* Start Provided entries *

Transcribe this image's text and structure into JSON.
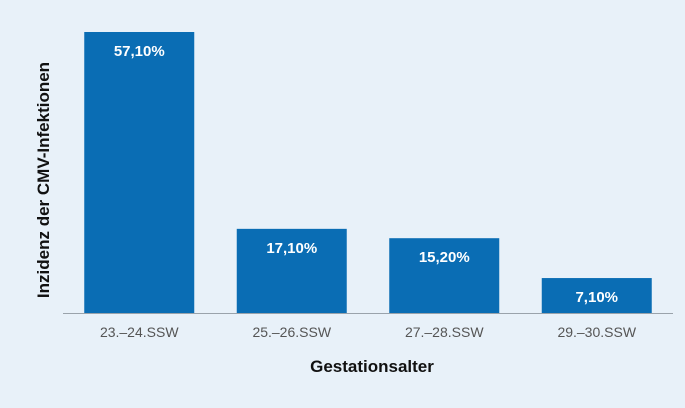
{
  "chart_data": {
    "type": "bar",
    "categories": [
      "23.–24.SSW",
      "25.–26.SSW",
      "27.–28.SSW",
      "29.–30.SSW"
    ],
    "values": [
      57.1,
      17.1,
      15.2,
      7.1
    ],
    "data_labels": [
      "57,10%",
      "17,10%",
      "15,20%",
      "7,10%"
    ],
    "title": "",
    "xlabel": "Gestationsalter",
    "ylabel": "Inzidenz der CMV-Infektionen",
    "ylim": [
      0,
      57.1
    ],
    "grid": false,
    "bar_color": "#0a6db4",
    "background_color": "#e8f1f9",
    "baseline_color": "#9aa3ab"
  }
}
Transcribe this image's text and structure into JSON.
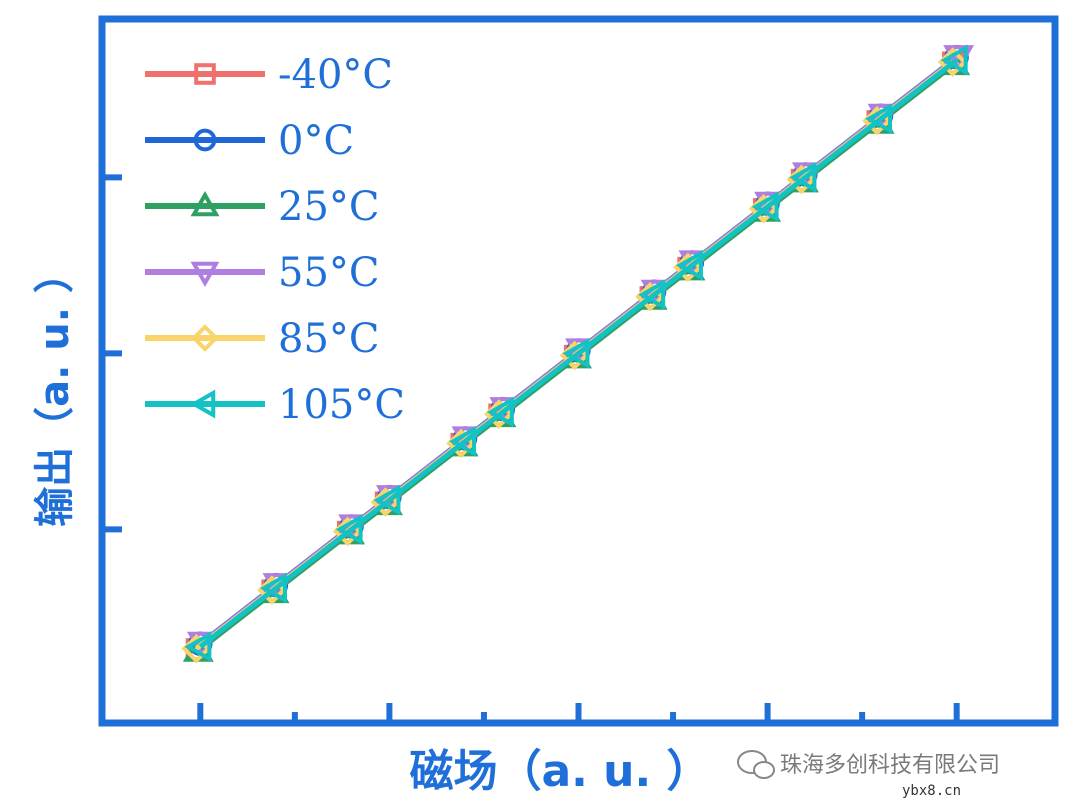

* End Provided entries *

| What is required |
Restate each line of the records exactly; pictures do not belong in the copy.

| Output |
Transcribe this image's text and structure into JSON.
{
  "chart_data": {
    "type": "bar",
    "categories": [
      "23.–24.SSW",
      "25.–26.SSW",
      "27.–28.SSW",
      "29.–30.SSW"
    ],
    "values": [
      57.1,
      17.1,
      15.2,
      7.1
    ],
    "data_labels": [
      "57,10%",
      "17,10%",
      "15,20%",
      "7,10%"
    ],
    "title": "",
    "xlabel": "Gestationsalter",
    "ylabel": "Inzidenz der CMV-Infektionen",
    "ylim": [
      0,
      57.1
    ],
    "grid": false,
    "bar_color": "#0a6db4",
    "background_color": "#e8f1f9",
    "baseline_color": "#9aa3ab"
  }
}
Transcribe this image's text and structure into JSON.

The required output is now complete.